- _Exercise goal_
Beginning at the line with "Convert this screenshot", output each line to the end of the listing below exactly, please.

Extracted records
⁂
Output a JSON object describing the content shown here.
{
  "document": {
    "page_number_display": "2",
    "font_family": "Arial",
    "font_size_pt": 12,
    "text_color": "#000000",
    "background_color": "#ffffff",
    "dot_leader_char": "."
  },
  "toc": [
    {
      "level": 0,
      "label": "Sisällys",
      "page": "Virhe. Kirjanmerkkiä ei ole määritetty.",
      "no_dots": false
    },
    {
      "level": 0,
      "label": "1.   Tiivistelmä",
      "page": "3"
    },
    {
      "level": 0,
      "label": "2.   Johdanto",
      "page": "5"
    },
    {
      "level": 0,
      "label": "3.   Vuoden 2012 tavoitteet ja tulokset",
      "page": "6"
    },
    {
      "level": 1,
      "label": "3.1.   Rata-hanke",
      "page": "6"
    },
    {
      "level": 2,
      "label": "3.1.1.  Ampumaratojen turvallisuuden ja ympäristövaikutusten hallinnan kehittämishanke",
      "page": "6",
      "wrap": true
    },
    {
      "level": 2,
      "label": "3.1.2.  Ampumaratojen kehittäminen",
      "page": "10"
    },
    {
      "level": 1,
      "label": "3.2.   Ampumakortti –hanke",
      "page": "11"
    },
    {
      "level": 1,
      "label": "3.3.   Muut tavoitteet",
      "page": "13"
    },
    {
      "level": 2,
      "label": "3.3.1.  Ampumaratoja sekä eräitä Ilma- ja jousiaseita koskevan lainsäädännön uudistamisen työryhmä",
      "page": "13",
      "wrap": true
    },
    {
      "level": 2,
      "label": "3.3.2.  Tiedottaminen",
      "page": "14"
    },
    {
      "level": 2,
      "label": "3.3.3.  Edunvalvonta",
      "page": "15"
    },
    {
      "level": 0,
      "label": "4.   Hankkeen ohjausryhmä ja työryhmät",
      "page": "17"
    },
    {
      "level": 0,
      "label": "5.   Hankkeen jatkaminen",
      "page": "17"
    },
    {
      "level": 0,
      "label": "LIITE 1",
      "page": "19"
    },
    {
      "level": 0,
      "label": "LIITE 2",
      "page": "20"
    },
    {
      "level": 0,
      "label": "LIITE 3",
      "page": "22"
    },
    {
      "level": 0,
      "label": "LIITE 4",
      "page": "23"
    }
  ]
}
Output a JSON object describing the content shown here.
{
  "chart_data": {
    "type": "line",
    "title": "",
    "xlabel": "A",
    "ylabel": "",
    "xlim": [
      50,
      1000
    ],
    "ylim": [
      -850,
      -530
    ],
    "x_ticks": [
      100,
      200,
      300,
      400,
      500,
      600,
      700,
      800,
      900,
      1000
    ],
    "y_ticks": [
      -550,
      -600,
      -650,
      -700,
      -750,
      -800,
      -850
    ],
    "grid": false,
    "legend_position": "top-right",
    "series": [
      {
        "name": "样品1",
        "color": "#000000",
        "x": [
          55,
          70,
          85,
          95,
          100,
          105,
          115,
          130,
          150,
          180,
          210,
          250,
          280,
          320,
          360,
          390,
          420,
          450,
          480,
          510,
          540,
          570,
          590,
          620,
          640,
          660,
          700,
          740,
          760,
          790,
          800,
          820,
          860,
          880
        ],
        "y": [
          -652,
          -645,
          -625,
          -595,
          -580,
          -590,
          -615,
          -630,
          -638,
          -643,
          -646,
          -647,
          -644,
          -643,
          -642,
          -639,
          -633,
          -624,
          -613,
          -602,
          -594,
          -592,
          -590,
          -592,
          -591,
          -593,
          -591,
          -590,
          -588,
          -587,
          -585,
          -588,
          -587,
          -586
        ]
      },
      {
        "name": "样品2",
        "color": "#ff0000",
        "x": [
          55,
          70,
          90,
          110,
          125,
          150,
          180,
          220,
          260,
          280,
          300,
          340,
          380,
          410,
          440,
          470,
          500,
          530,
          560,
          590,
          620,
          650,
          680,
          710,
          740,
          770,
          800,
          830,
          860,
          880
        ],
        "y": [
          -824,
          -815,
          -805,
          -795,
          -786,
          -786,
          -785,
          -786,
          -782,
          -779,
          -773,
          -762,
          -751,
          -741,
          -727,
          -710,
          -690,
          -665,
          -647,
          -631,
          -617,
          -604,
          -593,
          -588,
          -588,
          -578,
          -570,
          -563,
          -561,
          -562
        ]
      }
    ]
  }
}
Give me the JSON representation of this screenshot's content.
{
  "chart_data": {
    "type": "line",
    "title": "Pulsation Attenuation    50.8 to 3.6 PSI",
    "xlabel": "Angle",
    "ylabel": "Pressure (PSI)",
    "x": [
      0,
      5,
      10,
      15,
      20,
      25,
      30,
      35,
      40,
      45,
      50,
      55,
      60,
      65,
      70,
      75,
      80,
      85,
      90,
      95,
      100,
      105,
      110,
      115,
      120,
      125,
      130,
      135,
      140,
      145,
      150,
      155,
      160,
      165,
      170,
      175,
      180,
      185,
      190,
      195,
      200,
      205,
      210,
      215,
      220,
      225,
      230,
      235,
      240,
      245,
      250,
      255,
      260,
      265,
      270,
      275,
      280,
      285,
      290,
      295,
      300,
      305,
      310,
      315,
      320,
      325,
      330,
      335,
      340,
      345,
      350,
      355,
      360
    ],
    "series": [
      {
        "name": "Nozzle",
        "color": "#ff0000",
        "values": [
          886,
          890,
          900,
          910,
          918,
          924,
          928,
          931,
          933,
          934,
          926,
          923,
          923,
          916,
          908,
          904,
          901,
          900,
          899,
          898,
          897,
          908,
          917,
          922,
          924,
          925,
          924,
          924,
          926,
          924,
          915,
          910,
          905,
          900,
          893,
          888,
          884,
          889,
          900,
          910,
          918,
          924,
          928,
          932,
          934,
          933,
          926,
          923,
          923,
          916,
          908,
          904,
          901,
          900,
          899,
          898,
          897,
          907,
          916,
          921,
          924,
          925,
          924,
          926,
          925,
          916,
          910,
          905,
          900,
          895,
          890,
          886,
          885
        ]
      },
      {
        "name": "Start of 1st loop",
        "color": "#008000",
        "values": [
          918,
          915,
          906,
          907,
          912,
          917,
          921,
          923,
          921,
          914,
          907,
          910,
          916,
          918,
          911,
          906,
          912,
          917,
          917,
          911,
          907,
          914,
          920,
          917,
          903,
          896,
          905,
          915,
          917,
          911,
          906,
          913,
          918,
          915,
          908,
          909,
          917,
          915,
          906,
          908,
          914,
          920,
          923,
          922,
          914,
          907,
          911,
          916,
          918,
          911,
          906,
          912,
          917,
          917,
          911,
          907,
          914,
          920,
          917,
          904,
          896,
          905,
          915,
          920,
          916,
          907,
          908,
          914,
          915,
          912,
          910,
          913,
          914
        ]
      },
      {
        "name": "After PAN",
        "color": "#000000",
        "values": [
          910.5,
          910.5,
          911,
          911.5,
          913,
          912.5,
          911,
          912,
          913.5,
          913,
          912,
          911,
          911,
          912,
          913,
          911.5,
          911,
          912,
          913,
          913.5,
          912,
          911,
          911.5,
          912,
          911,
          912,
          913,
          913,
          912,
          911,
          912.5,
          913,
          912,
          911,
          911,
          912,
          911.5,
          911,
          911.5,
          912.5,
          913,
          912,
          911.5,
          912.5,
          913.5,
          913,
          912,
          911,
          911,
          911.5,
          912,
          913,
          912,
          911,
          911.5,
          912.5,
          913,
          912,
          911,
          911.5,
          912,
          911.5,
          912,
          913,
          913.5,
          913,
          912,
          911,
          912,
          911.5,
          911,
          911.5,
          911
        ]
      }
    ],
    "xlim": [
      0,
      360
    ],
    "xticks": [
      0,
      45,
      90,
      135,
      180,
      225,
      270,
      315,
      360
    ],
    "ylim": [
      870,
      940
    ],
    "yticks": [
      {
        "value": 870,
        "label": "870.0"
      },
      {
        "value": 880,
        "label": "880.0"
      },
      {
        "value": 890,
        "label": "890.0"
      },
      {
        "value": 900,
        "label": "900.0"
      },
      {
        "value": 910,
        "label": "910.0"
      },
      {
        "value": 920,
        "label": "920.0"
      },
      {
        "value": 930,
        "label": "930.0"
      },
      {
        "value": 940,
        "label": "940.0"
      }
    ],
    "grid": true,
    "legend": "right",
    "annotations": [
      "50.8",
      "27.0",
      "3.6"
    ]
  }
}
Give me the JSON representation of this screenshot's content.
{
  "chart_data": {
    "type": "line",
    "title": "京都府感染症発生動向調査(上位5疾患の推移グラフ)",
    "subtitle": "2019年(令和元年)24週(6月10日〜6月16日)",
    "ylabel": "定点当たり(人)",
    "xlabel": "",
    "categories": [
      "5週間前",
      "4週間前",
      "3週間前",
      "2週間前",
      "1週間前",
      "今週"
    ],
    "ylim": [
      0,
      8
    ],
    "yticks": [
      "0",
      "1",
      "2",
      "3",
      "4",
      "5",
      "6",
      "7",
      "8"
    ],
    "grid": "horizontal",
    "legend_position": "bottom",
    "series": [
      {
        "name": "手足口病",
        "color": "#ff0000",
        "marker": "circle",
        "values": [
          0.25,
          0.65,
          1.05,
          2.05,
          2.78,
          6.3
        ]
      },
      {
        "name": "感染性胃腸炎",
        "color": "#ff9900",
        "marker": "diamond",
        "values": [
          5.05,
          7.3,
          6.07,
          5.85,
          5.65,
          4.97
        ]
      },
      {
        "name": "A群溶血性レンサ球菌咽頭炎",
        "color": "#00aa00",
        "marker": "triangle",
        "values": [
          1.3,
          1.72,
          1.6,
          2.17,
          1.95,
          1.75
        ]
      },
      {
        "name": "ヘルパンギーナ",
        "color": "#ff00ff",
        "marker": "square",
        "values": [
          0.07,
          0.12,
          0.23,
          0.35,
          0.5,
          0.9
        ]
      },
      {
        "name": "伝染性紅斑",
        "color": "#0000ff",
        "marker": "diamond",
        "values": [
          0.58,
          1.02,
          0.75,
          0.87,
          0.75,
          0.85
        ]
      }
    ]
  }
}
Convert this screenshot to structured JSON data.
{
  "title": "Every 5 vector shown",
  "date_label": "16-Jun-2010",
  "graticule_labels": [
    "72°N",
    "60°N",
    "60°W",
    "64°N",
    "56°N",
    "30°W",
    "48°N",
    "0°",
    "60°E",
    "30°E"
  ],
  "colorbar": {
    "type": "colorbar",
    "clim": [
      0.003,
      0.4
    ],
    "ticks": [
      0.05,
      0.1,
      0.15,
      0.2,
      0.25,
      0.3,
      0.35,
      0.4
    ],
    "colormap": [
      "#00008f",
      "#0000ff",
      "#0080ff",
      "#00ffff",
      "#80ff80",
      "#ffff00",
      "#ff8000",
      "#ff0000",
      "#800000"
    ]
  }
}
⁂
- _Written response_
Convert this screenshot to structured JSON data.
{
  "title": "Every 5 vector shown",
  "date_label": "16-Jun-2010",
  "graticule_labels": [
    "72°N",
    "60°N",
    "60°W",
    "64°N",
    "56°N",
    "30°W",
    "48°N",
    "0°",
    "60°E",
    "30°E"
  ],
  "colorbar": {
    "type": "colorbar",
    "clim": [
      0.003,
      0.4
    ],
    "ticks": [
      0.05,
      0.1,
      0.15,
      0.2,
      0.25,
      0.3,
      0.35,
      0.4
    ],
    "colormap": [
      "#00008f",
      "#0000ff",
      "#0080ff",
      "#00ffff",
      "#80ff80",
      "#ffff00",
      "#ff8000",
      "#ff0000",
      "#800000"
    ]
  }
}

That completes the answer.